[Figure collection entries]
══════
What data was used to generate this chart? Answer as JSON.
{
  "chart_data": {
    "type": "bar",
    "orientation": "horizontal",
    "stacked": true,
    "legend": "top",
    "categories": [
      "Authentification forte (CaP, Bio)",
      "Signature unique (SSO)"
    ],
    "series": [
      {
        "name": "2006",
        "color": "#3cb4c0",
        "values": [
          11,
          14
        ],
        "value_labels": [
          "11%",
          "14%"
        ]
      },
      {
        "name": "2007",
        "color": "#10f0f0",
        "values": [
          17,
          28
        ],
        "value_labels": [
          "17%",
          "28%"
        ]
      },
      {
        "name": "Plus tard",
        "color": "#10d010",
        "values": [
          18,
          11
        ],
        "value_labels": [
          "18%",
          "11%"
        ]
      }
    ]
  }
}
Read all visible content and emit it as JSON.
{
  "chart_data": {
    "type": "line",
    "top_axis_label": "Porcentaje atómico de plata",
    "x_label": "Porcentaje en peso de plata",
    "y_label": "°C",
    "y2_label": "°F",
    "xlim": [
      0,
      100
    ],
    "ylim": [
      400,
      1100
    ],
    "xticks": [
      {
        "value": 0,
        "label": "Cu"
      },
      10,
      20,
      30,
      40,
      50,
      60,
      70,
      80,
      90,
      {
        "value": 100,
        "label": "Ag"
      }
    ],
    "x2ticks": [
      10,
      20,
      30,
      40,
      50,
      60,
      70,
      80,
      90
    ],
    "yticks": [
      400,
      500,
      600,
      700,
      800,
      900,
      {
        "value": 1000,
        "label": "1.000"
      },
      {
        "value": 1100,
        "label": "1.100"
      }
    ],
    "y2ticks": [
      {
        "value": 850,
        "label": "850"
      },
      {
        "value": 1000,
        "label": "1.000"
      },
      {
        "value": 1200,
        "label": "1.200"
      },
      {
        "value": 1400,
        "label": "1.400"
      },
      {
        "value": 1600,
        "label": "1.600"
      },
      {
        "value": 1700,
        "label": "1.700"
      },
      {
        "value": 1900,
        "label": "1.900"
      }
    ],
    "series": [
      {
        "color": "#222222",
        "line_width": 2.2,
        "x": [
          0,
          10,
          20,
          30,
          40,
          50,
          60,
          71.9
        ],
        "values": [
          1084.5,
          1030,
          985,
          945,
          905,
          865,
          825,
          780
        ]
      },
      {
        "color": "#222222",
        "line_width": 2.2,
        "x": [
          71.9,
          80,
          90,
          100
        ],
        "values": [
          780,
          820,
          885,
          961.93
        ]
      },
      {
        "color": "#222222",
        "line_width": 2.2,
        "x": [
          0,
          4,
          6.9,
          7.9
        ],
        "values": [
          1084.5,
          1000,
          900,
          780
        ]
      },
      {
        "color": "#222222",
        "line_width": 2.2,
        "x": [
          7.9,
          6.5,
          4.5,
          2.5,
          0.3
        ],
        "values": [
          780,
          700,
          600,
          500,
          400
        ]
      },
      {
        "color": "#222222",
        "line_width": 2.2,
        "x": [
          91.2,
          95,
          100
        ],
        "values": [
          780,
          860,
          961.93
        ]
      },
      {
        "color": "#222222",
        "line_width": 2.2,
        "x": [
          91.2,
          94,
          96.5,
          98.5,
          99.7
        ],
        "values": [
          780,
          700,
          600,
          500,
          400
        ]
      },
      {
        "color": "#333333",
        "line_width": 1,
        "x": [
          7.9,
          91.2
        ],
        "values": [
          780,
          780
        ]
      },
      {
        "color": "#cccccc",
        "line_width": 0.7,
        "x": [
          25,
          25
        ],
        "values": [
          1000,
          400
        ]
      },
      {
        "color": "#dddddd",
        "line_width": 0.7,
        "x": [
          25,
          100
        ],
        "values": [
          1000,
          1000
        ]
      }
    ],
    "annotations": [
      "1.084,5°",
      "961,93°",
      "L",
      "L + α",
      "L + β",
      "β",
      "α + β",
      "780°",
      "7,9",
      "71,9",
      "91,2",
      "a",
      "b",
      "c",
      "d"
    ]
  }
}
══════
Of all the lines above, how many contain the word "Porcentaje"? Give the number and nothing else.

In response: 2